* [TASK INSTRUCTIONS]:
Lift out all lines below that contain "mondo".

* [RECORDS SUPPLIED]:
+---+
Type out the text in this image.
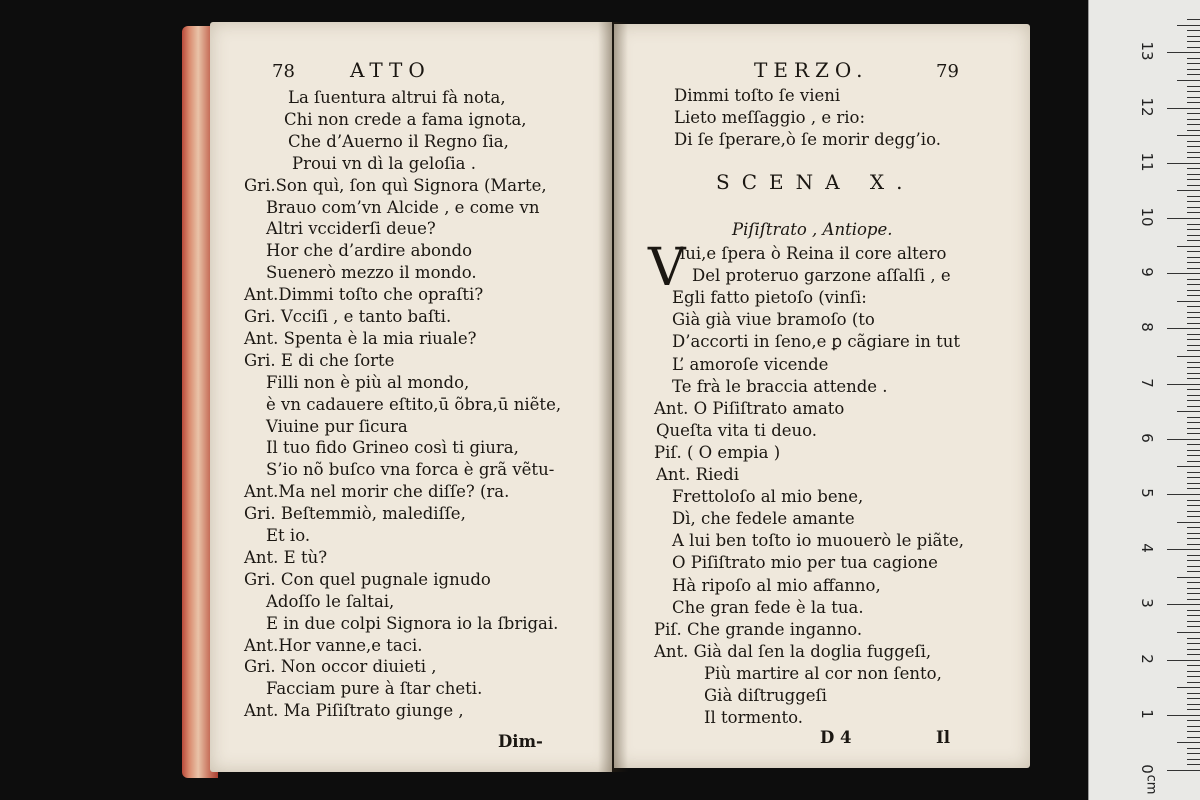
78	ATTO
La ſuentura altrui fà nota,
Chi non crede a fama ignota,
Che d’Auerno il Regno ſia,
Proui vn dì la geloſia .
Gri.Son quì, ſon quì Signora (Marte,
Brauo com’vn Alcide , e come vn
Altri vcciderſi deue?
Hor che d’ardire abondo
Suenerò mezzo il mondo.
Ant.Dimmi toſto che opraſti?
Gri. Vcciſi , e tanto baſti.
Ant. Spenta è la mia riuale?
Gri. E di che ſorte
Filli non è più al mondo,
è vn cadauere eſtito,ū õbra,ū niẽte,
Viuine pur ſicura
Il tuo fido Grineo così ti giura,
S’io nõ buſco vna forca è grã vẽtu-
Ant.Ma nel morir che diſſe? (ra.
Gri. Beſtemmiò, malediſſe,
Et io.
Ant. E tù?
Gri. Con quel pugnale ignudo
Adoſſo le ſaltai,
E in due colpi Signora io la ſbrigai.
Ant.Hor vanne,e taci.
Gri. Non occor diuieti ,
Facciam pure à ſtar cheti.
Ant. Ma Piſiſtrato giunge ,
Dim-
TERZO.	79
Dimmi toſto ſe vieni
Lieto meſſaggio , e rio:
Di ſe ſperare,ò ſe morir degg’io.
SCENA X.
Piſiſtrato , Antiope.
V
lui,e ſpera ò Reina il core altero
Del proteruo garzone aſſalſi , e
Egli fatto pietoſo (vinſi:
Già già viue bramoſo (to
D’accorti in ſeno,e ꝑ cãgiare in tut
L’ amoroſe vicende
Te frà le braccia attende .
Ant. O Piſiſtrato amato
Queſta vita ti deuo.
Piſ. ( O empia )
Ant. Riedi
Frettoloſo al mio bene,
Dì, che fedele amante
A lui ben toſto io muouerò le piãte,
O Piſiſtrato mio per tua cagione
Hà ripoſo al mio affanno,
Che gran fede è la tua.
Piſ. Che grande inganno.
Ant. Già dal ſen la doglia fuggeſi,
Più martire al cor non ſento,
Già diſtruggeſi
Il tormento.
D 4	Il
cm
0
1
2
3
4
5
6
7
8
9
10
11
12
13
+---+
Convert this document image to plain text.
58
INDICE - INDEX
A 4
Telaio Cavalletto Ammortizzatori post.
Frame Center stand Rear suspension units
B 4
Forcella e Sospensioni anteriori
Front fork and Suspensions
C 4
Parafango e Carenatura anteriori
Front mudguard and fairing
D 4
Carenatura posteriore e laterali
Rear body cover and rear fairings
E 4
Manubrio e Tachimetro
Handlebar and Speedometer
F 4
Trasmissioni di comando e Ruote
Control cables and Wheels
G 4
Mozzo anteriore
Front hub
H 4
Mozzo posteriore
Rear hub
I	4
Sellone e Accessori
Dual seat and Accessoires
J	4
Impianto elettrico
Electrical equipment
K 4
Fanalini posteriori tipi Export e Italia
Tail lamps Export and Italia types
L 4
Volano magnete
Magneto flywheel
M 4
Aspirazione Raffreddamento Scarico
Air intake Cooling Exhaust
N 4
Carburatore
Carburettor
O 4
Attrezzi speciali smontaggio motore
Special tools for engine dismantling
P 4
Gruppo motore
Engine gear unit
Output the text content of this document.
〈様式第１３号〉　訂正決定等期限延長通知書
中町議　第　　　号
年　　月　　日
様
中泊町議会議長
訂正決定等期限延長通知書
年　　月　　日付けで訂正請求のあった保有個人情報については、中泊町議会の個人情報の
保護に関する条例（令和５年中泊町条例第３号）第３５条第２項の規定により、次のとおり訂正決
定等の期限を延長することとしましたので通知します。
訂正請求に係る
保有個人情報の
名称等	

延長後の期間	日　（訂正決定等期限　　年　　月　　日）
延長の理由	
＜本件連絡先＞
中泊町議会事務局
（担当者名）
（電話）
+---+
* [ANSWER IN FULL]:
Suenerò mezzo il mondo.
Filli non è più al mondo,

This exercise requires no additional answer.